_Aim of the exercise_
Lines that contain the string "сбор" are to be copied; leave out all others.

— start Data section —

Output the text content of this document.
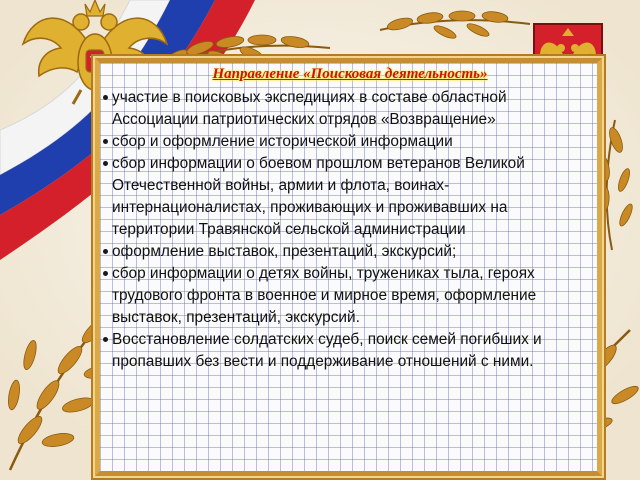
Направление «Поисковая деятельность»
участие в поисковых экспедициях в составе областной Ассоциации патриотических отрядов «Возвращение»
сбор и оформление исторической информации
сбор информации о боевом прошлом ветеранов Великой Отечественной войны, армии и флота, воинах- интернационалистах, проживающих и проживавших на территории Травянской сельской администрации
оформление выставок, презентаций, экскурсий;
сбор информации о детях войны, тружениках тыла, героях трудового фронта в военное и мирное время, оформление выставок, презентаций, экскурсий.
Восстановление солдатских судеб, поиск семей погибших и пропавших без вести и поддерживание отношений с ними.
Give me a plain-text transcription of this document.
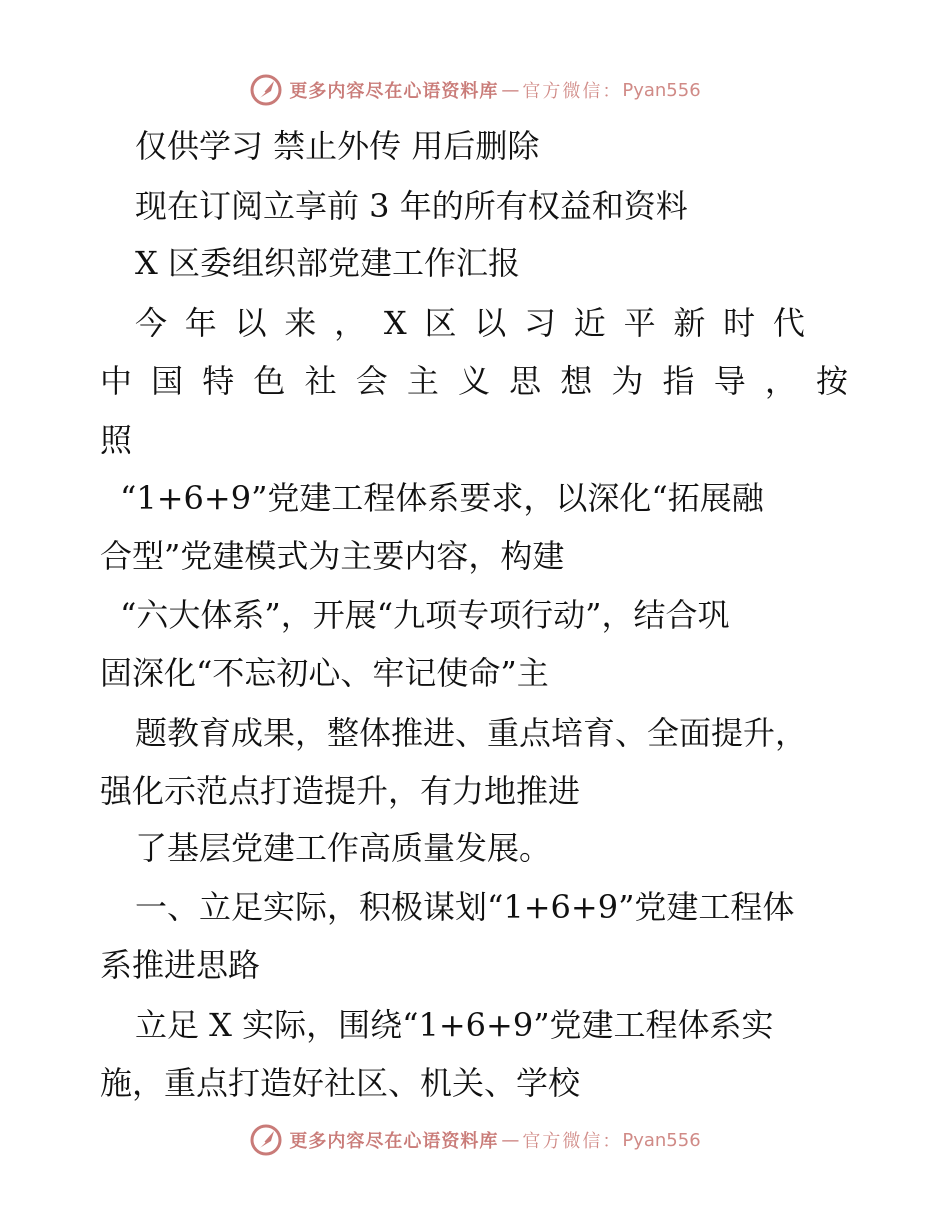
更多内容尽在心语资料库 — 官方微信： Pyan556

仅供学习 禁止外传 用后删除

现在订阅立享前 3 年的所有权益和资料

X 区委组织部党建工作汇报

今 年 以 来 ， X 区 以 习 近 平 新 时 代
中 国 特 色 社 会 主 义 思 想 为 指 导 ， 按

照

“1+6+9”党建工程体系要求，以深化“拓展融

合型”党建模式为主要内容，构建

“六大体系”，开展“九项专项行动”，结合巩

固深化“不忘初心、牢记使命”主

题教育成果，整体推进、重点培育、全面提升，

强化示范点打造提升，有力地推进

了基层党建工作高质量发展。

一、立足实际，积极谋划“1+6+9”党建工程体

系推进思路

立足 X 实际，围绕“1+6+9”党建工程体系实

施，重点打造好社区、机关、学校

更多内容尽在心语资料库 — 官方微信： Pyan556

— end Data section —

_Worked solution_
сбор и оформление исторической информации
сбор информации о боевом прошлом ветеранов Великой Отечественной войны, армии и флота, воинах- интернационалистах, проживающих и проживавших на территории Травянской сельской администрации
сбор информации о детях войны, тружениках тыла, героях трудового фронта в военное и мирное время, оформление выставок, презентаций, экскурсий.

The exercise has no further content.